- [WORK ITEM A]:
In the passage about the Yoda statue and the Court of Mysteries, who built the Court of Mysteries?
- [WORK ITEM B]:
Carry on the passage about the Yoda statue and the Court of Mysteries, picking up after its final sentence.

- [PROVIDED PASSAGE]:
Sitting outside of the Letterman Digital Arts Center in San Francisco’s beloved Presidio is a statue of one of the wisest beings in the galaxy far, far away—and you can receive his blessing for nothing more than a little bit of pocket change. Jedi Master Yoda, known to generations new and old, is immortalized in bronze at over two feet tall. Visitors often follow the fountain ritual of throwing in coins to wish for good luck, although in the case of this weird tourist attraction, it’s most likely going to be a blessing from the force.
There are two reasons to build your house in the dead of night, especially when the only things you have illuminated are a small lantern and the moon. Reason number one: you’re an avid believer in Eastern mythology and Occult spiritualism. And reason number two: you’re a bricklayer without a permit working in Santa Cruz in the 1930s and you’d rather not deal with inspectors. When it comes to the Court of Mysteries, these reasons are not mutually exclusive. Built by Kenneth Kitchen—who also went by Claire, Clarke, and Clarence—this attraction in Santa Cruz is one you shouldn’t skip.

(Items from a data source)
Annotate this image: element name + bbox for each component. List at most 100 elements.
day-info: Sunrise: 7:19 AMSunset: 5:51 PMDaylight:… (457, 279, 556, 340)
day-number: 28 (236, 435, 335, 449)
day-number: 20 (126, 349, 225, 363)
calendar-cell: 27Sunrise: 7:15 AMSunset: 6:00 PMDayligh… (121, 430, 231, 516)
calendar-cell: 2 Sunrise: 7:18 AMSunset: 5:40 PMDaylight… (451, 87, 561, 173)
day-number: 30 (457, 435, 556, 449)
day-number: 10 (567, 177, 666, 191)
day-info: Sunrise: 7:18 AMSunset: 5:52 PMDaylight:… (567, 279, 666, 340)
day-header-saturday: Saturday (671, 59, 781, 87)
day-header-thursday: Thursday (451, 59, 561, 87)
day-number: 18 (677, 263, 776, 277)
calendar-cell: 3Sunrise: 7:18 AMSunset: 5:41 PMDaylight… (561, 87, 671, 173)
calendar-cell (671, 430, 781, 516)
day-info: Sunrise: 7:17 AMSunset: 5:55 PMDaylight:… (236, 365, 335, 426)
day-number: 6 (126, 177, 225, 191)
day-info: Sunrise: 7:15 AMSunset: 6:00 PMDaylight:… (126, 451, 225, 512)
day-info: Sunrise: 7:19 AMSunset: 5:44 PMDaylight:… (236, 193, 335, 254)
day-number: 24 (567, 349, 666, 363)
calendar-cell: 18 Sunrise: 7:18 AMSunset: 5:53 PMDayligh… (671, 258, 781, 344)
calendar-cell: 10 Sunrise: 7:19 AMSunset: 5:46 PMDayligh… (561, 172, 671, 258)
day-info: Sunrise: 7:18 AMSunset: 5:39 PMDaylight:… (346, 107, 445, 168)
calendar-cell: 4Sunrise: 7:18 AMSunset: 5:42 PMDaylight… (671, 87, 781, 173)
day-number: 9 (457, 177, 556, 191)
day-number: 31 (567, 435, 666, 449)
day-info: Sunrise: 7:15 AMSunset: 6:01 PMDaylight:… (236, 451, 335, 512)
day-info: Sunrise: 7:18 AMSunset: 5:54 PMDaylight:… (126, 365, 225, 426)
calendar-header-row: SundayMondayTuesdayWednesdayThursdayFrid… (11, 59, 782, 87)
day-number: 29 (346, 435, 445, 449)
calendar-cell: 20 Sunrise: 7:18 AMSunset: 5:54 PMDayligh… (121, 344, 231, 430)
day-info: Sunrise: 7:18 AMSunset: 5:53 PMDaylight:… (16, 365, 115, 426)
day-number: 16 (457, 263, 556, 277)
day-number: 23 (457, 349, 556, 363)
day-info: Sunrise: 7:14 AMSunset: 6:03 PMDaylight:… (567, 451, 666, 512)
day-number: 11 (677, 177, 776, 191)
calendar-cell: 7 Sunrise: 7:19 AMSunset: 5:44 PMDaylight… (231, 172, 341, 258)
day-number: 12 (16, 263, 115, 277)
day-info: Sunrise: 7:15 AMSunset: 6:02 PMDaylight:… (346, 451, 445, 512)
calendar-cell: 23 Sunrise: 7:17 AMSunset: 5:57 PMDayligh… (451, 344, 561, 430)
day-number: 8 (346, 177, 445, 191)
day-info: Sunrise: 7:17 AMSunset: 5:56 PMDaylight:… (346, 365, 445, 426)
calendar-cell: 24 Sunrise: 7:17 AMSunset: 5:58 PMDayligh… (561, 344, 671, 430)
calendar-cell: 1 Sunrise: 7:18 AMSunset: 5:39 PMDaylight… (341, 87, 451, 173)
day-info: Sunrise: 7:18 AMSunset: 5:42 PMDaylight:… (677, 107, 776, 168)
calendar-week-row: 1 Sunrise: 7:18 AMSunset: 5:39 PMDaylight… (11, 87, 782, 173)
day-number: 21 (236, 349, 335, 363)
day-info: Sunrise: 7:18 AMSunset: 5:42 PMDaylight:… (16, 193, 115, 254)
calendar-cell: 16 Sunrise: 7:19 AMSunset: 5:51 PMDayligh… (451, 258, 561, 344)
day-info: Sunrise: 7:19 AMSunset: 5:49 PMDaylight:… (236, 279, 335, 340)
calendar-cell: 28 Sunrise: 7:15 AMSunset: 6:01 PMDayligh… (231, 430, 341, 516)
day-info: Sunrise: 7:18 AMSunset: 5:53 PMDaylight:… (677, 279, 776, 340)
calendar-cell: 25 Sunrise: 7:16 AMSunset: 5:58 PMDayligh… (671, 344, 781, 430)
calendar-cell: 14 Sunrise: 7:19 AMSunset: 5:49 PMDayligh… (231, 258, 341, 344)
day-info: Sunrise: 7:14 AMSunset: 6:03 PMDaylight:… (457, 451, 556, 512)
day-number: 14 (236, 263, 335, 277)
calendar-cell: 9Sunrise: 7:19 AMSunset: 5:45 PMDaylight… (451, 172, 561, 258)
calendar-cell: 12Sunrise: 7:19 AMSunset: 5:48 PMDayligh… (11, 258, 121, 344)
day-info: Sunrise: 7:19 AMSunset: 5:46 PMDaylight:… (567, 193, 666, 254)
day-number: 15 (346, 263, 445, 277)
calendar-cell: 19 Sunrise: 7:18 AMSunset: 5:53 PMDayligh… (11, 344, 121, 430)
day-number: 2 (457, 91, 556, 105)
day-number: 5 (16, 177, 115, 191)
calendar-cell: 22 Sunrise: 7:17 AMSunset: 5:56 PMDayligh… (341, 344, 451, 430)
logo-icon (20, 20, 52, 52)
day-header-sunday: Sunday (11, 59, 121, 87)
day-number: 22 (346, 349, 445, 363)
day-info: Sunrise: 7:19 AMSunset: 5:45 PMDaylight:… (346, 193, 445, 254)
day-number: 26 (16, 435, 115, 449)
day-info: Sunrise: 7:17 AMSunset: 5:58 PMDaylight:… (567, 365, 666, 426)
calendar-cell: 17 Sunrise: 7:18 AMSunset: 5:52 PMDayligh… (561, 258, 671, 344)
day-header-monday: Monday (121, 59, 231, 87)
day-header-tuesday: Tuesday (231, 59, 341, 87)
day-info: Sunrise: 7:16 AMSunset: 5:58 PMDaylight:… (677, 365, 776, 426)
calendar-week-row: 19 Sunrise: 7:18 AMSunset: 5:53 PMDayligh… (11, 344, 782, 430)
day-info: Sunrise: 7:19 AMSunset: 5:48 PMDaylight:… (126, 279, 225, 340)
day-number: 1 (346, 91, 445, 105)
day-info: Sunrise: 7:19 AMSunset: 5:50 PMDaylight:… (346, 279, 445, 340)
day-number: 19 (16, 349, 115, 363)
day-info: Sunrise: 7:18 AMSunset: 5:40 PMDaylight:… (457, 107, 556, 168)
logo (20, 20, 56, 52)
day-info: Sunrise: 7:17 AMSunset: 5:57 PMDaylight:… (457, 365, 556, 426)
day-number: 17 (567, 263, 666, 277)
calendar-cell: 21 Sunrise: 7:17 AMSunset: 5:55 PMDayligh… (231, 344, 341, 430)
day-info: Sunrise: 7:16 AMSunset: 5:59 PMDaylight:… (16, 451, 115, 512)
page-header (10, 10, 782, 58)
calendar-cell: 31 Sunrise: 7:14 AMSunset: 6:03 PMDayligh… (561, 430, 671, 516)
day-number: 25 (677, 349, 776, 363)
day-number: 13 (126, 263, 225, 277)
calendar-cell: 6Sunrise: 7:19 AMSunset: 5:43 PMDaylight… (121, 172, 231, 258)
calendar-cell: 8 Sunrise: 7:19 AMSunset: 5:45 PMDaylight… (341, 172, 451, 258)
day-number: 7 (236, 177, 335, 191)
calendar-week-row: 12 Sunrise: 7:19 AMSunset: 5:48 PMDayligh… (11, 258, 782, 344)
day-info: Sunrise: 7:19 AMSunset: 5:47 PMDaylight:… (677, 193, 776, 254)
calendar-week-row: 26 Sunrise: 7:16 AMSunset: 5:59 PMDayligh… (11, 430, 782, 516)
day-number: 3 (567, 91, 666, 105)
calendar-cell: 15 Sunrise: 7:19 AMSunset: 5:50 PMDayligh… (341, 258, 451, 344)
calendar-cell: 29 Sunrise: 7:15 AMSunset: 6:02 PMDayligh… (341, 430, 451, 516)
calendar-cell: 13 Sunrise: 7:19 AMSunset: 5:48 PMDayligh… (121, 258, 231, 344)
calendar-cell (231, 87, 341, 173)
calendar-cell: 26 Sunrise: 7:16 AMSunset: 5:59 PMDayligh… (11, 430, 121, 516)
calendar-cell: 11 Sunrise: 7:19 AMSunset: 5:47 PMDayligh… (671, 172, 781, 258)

- [RESPONSE BOX A]:
Kenneth Kitchen, who also went by Claire, Clarke, and Clarence.

- [RESPONSE BOX B]:
Driving along State Route 3, you might spy a horse as it rears off to the side of the road. Then, rising out of the flat desert landscape, an elephant appears. And then—gasp—a T-Rex bears its maw alarmingly close by, chasing a saber-tooth tiger. Do not doubt your vision, this is definitely not a mirage; it’s desert art. This weird location is the brainchild of artist and welder Ricardo Breceda, whose sculptures dot Anza-Borrego Desert State Park, located two hours east of San Diego.
The Museum of Death was originally founded in San Diego in 1995, but proprietors James Healy and Cathee Shultz moved it to its current location in La La Land in 2000. Soon enough, they started working on improving the exhibits. The duo expanded its collection and became the largest of its kind pertaining to serial murderer artwork. You’ll find photos of the Manson crime scenes, original photos from the Dahlia Murder, and other such relics of the violent, fatal, and macabre at this uber-weird place in the City of Angels.
While the rest of the country was forced to go dry in the 1900s, underneath Downtown Los Angeles, the party never stopped. Despite prohibition laws, 11 miles of service tunnels became passageways to basement speakeasies with innocuous fronts above ground. Patrons were able to crawl down under the city, live it up without a care in the world and without the law enforcement expecting a thing.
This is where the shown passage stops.